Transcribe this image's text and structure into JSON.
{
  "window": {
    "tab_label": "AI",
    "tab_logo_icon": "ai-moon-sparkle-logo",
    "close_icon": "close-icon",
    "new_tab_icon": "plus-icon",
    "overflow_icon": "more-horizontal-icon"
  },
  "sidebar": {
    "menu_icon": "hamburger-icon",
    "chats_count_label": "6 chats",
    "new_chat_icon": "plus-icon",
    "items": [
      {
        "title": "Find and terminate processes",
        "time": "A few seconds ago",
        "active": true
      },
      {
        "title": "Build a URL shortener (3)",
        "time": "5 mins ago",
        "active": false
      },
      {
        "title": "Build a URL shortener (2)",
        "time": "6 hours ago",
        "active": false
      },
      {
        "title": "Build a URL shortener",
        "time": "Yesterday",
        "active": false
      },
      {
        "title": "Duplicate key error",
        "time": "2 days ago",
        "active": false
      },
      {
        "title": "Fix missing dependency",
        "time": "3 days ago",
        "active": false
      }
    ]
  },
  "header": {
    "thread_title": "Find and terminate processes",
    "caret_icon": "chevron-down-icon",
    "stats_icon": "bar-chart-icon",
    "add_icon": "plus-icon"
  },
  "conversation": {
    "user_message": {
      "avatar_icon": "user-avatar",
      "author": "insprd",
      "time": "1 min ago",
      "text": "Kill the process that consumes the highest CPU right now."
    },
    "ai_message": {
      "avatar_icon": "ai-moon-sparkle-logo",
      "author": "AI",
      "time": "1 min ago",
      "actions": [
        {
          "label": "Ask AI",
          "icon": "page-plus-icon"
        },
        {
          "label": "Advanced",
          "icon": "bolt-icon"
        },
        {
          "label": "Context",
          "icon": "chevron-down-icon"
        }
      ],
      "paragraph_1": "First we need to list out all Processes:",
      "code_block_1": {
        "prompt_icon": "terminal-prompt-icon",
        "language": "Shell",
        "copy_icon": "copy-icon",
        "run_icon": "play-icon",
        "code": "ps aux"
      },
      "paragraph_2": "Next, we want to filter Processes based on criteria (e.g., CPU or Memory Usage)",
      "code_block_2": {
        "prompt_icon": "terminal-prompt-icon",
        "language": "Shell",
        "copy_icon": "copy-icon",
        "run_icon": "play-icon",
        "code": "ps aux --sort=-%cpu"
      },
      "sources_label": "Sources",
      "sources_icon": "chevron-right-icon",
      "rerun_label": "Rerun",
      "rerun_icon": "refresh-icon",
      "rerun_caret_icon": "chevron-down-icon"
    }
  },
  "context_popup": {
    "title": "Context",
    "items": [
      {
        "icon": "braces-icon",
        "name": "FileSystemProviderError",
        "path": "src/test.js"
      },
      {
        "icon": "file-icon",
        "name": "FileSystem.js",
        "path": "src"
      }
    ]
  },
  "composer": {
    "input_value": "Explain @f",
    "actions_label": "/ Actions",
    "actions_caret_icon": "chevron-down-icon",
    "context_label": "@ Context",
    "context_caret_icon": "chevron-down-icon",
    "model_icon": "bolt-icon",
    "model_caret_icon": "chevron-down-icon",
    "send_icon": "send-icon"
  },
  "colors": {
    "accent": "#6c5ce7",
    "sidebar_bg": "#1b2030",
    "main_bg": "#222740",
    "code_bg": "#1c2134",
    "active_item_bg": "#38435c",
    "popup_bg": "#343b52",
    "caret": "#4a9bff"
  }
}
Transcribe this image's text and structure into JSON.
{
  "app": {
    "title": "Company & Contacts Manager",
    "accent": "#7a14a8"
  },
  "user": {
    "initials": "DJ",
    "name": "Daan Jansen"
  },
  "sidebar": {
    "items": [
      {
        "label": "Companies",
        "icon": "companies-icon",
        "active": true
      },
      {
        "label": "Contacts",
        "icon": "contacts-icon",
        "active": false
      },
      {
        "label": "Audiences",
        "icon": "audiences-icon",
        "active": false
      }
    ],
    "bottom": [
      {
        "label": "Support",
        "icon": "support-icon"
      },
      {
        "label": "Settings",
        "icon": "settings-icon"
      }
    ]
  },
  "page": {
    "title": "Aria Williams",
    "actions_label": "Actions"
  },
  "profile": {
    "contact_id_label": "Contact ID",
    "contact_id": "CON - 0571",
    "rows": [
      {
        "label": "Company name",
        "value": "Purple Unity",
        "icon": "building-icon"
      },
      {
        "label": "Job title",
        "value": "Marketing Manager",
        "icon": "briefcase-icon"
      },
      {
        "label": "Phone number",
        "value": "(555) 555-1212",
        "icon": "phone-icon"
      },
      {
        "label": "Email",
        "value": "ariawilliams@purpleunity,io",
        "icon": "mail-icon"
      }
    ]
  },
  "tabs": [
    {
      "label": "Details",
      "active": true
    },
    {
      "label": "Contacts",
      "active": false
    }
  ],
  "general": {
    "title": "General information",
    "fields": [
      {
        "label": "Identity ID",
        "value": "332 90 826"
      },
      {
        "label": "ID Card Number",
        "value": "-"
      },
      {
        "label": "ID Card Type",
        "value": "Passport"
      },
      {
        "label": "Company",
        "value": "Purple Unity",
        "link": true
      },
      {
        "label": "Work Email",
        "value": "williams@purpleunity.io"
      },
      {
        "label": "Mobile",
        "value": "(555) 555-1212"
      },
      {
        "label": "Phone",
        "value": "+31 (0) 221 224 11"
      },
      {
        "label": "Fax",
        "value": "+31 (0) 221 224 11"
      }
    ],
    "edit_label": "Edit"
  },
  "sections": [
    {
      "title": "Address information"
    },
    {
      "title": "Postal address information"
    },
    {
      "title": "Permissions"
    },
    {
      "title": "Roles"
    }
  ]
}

## Stated problem:
All entries must be repeated verbatim.

## Result for this task:
Transcribe this image's text and structure into JSON.
{
  "window": {
    "tab_label": "AI",
    "tab_logo_icon": "ai-moon-sparkle-logo",
    "close_icon": "close-icon",
    "new_tab_icon": "plus-icon",
    "overflow_icon": "more-horizontal-icon"
  },
  "sidebar": {
    "menu_icon": "hamburger-icon",
    "chats_count_label": "6 chats",
    "new_chat_icon": "plus-icon",
    "items": [
      {
        "title": "Find and terminate processes",
        "time": "A few seconds ago",
        "active": true
      },
      {
        "title": "Build a URL shortener (3)",
        "time": "5 mins ago",
        "active": false
      },
      {
        "title": "Build a URL shortener (2)",
        "time": "6 hours ago",
        "active": false
      },
      {
        "title": "Build a URL shortener",
        "time": "Yesterday",
        "active": false
      },
      {
        "title": "Duplicate key error",
        "time": "2 days ago",
        "active": false
      },
      {
        "title": "Fix missing dependency",
        "time": "3 days ago",
        "active": false
      }
    ]
  },
  "header": {
    "thread_title": "Find and terminate processes",
    "caret_icon": "chevron-down-icon",
    "stats_icon": "bar-chart-icon",
    "add_icon": "plus-icon"
  },
  "conversation": {
    "user_message": {
      "avatar_icon": "user-avatar",
      "author": "insprd",
      "time": "1 min ago",
      "text": "Kill the process that consumes the highest CPU right now."
    },
    "ai_message": {
      "avatar_icon": "ai-moon-sparkle-logo",
      "author": "AI",
      "time": "1 min ago",
      "actions": [
        {
          "label": "Ask AI",
          "icon": "page-plus-icon"
        },
        {
          "label": "Advanced",
          "icon": "bolt-icon"
        },
        {
          "label": "Context",
          "icon": "chevron-down-icon"
        }
      ],
      "paragraph_1": "First we need to list out all Processes:",
      "code_block_1": {
        "prompt_icon": "terminal-prompt-icon",
        "language": "Shell",
        "copy_icon": "copy-icon",
        "run_icon": "play-icon",
        "code": "ps aux"
      },
      "paragraph_2": "Next, we want to filter Processes based on criteria (e.g., CPU or Memory Usage)",
      "code_block_2": {
        "prompt_icon": "terminal-prompt-icon",
        "language": "Shell",
        "copy_icon": "copy-icon",
        "run_icon": "play-icon",
        "code": "ps aux --sort=-%cpu"
      },
      "sources_label": "Sources",
      "sources_icon": "chevron-right-icon",
      "rerun_label": "Rerun",
      "rerun_icon": "refresh-icon",
      "rerun_caret_icon": "chevron-down-icon"
    }
  },
  "context_popup": {
    "title": "Context",
    "items": [
      {
        "icon": "braces-icon",
        "name": "FileSystemProviderError",
        "path": "src/test.js"
      },
      {
        "icon": "file-icon",
        "name": "FileSystem.js",
        "path": "src"
      }
    ]
  },
  "composer": {
    "input_value": "Explain @f",
    "actions_label": "/ Actions",
    "actions_caret_icon": "chevron-down-icon",
    "context_label": "@ Context",
    "context_caret_icon": "chevron-down-icon",
    "model_icon": "bolt-icon",
    "model_caret_icon": "chevron-down-icon",
    "send_icon": "send-icon"
  },
  "colors": {
    "accent": "#6c5ce7",
    "sidebar_bg": "#1b2030",
    "main_bg": "#222740",
    "code_bg": "#1c2134",
    "active_item_bg": "#38435c",
    "popup_bg": "#343b52",
    "caret": "#4a9bff"
  }
}
Transcribe this image's text and structure into JSON.
{
  "app": {
    "title": "Company & Contacts Manager",
    "accent": "#7a14a8"
  },
  "user": {
    "initials": "DJ",
    "name": "Daan Jansen"
  },
  "sidebar": {
    "items": [
      {
        "label": "Companies",
        "icon": "companies-icon",
        "active": true
      },
      {
        "label": "Contacts",
        "icon": "contacts-icon",
        "active": false
      },
      {
        "label": "Audiences",
        "icon": "audiences-icon",
        "active": false
      }
    ],
    "bottom": [
      {
        "label": "Support",
        "icon": "support-icon"
      },
      {
        "label": "Settings",
        "icon": "settings-icon"
      }
    ]
  },
  "page": {
    "title": "Aria Williams",
    "actions_label": "Actions"
  },
  "profile": {
    "contact_id_label": "Contact ID",
    "contact_id": "CON - 0571",
    "rows": [
      {
        "label": "Company name",
        "value": "Purple Unity",
        "icon": "building-icon"
      },
      {
        "label": "Job title",
        "value": "Marketing Manager",
        "icon": "briefcase-icon"
      },
      {
        "label": "Phone number",
        "value": "(555) 555-1212",
        "icon": "phone-icon"
      },
      {
        "label": "Email",
        "value": "ariawilliams@purpleunity,io",
        "icon": "mail-icon"
      }
    ]
  },
  "tabs": [
    {
      "label": "Details",
      "active": true
    },
    {
      "label": "Contacts",
      "active": false
    }
  ],
  "general": {
    "title": "General information",
    "fields": [
      {
        "label": "Identity ID",
        "value": "332 90 826"
      },
      {
        "label": "ID Card Number",
        "value": "-"
      },
      {
        "label": "ID Card Type",
        "value": "Passport"
      },
      {
        "label": "Company",
        "value": "Purple Unity",
        "link": true
      },
      {
        "label": "Work Email",
        "value": "williams@purpleunity.io"
      },
      {
        "label": "Mobile",
        "value": "(555) 555-1212"
      },
      {
        "label": "Phone",
        "value": "+31 (0) 221 224 11"
      },
      {
        "label": "Fax",
        "value": "+31 (0) 221 224 11"
      }
    ],
    "edit_label": "Edit"
  },
  "sections": [
    {
      "title": "Address information"
    },
    {
      "title": "Postal address information"
    },
    {
      "title": "Permissions"
    },
    {
      "title": "Roles"
    }
  ]
}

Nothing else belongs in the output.